Omit images. Retype all entries verbatim.

>> START

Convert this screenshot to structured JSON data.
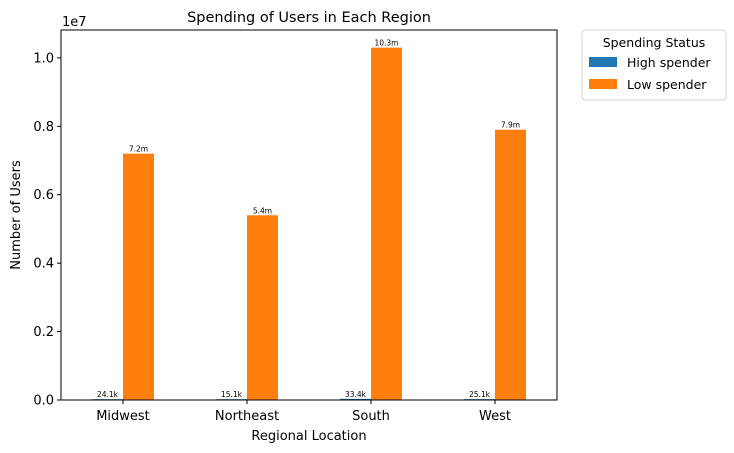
{
  "chart_data": {
    "type": "bar",
    "title": "Spending of Users in Each Region",
    "xlabel": "Regional Location",
    "ylabel": "Number of Users",
    "offset_label": "1e7",
    "categories": [
      "Midwest",
      "Northeast",
      "South",
      "West"
    ],
    "series": [
      {
        "name": "High spender",
        "color": "#1f77b4",
        "values": [
          24100,
          15100,
          33400,
          25100
        ],
        "labels": [
          "24.1k",
          "15.1k",
          "33.4k",
          "25.1k"
        ]
      },
      {
        "name": "Low spender",
        "color": "#ff7f0e",
        "values": [
          7200000,
          5400000,
          10300000,
          7900000
        ],
        "labels": [
          "7.2m",
          "5.4m",
          "10.3m",
          "7.9m"
        ]
      }
    ],
    "ylim": [
      0,
      10815000
    ],
    "yticks": [
      0,
      2000000,
      4000000,
      6000000,
      8000000,
      10000000
    ],
    "ytick_labels": [
      "0.0",
      "0.2",
      "0.4",
      "0.6",
      "0.8",
      "1.0"
    ],
    "grid": false,
    "legend": {
      "title": "Spending Status",
      "placement": "outside-top-right"
    }
  }
}
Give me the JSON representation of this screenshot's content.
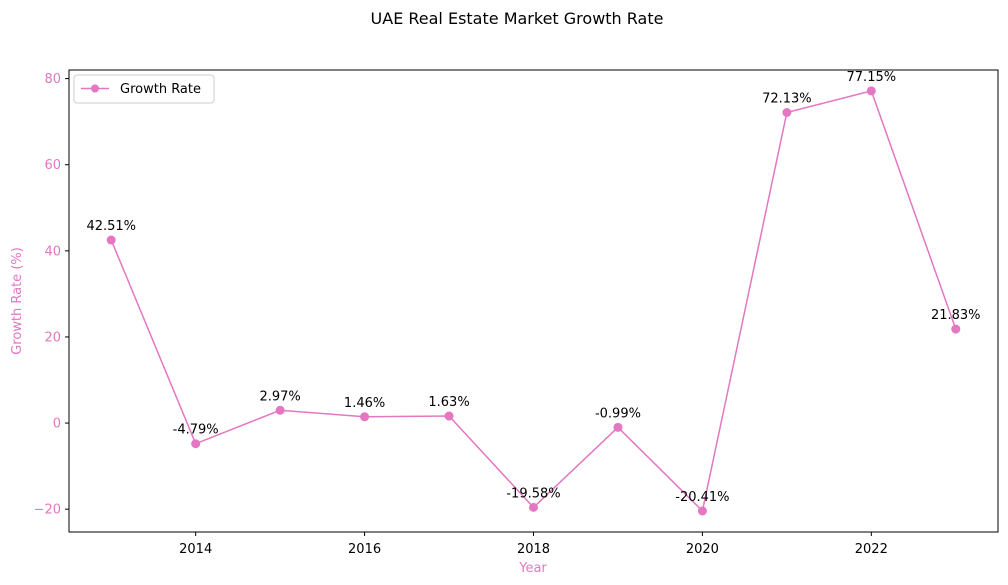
{
  "chart_data": {
    "type": "line",
    "title": "UAE Real Estate Market Growth Rate",
    "xlabel": "Year",
    "ylabel": "Growth Rate (%)",
    "x": [
      2013,
      2014,
      2015,
      2016,
      2017,
      2018,
      2019,
      2020,
      2021,
      2022,
      2023
    ],
    "series": [
      {
        "name": "Growth Rate",
        "values": [
          42.51,
          -4.79,
          2.97,
          1.46,
          1.63,
          -19.58,
          -0.99,
          -20.41,
          72.13,
          77.15,
          21.83
        ],
        "labels": [
          "42.51%",
          "-4.79%",
          "2.97%",
          "1.46%",
          "1.63%",
          "-19.58%",
          "-0.99%",
          "-20.41%",
          "72.13%",
          "77.15%",
          "21.83%"
        ]
      }
    ],
    "xticks": [
      2014,
      2016,
      2018,
      2020,
      2022
    ],
    "xtick_labels": [
      "2014",
      "2016",
      "2018",
      "2020",
      "2022"
    ],
    "yticks": [
      -20,
      0,
      20,
      40,
      60,
      80
    ],
    "ytick_labels": [
      "−20",
      "0",
      "20",
      "40",
      "60",
      "80"
    ],
    "xlim": [
      2012.5,
      2023.5
    ],
    "ylim": [
      -25.3,
      82.0
    ],
    "grid": false,
    "legend_position": "top-left",
    "colors": {
      "series": "#e377c2",
      "ylabel": "#e377c2",
      "ytick_labels": "#e377c2",
      "xlabel": "#e377c2",
      "xtick_labels": "#000000"
    }
  }
}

>> END

— SOLUTION TO THIS EXERCISE —
Convert this screenshot to structured JSON data.
{
  "chart_data": {
    "type": "bar",
    "title": "Spending of Users in Each Region",
    "xlabel": "Regional Location",
    "ylabel": "Number of Users",
    "offset_label": "1e7",
    "categories": [
      "Midwest",
      "Northeast",
      "South",
      "West"
    ],
    "series": [
      {
        "name": "High spender",
        "color": "#1f77b4",
        "values": [
          24100,
          15100,
          33400,
          25100
        ],
        "labels": [
          "24.1k",
          "15.1k",
          "33.4k",
          "25.1k"
        ]
      },
      {
        "name": "Low spender",
        "color": "#ff7f0e",
        "values": [
          7200000,
          5400000,
          10300000,
          7900000
        ],
        "labels": [
          "7.2m",
          "5.4m",
          "10.3m",
          "7.9m"
        ]
      }
    ],
    "ylim": [
      0,
      10815000
    ],
    "yticks": [
      0,
      2000000,
      4000000,
      6000000,
      8000000,
      10000000
    ],
    "ytick_labels": [
      "0.0",
      "0.2",
      "0.4",
      "0.6",
      "0.8",
      "1.0"
    ],
    "grid": false,
    "legend": {
      "title": "Spending Status",
      "placement": "outside-top-right"
    }
  }
}
Give me the JSON representation of this screenshot's content.
{
  "chart_data": {
    "type": "line",
    "title": "UAE Real Estate Market Growth Rate",
    "xlabel": "Year",
    "ylabel": "Growth Rate (%)",
    "x": [
      2013,
      2014,
      2015,
      2016,
      2017,
      2018,
      2019,
      2020,
      2021,
      2022,
      2023
    ],
    "series": [
      {
        "name": "Growth Rate",
        "values": [
          42.51,
          -4.79,
          2.97,
          1.46,
          1.63,
          -19.58,
          -0.99,
          -20.41,
          72.13,
          77.15,
          21.83
        ],
        "labels": [
          "42.51%",
          "-4.79%",
          "2.97%",
          "1.46%",
          "1.63%",
          "-19.58%",
          "-0.99%",
          "-20.41%",
          "72.13%",
          "77.15%",
          "21.83%"
        ]
      }
    ],
    "xticks": [
      2014,
      2016,
      2018,
      2020,
      2022
    ],
    "xtick_labels": [
      "2014",
      "2016",
      "2018",
      "2020",
      "2022"
    ],
    "yticks": [
      -20,
      0,
      20,
      40,
      60,
      80
    ],
    "ytick_labels": [
      "−20",
      "0",
      "20",
      "40",
      "60",
      "80"
    ],
    "xlim": [
      2012.5,
      2023.5
    ],
    "ylim": [
      -25.3,
      82.0
    ],
    "grid": false,
    "legend_position": "top-left",
    "colors": {
      "series": "#e377c2",
      "ylabel": "#e377c2",
      "ytick_labels": "#e377c2",
      "xlabel": "#e377c2",
      "xtick_labels": "#000000"
    }
  }
}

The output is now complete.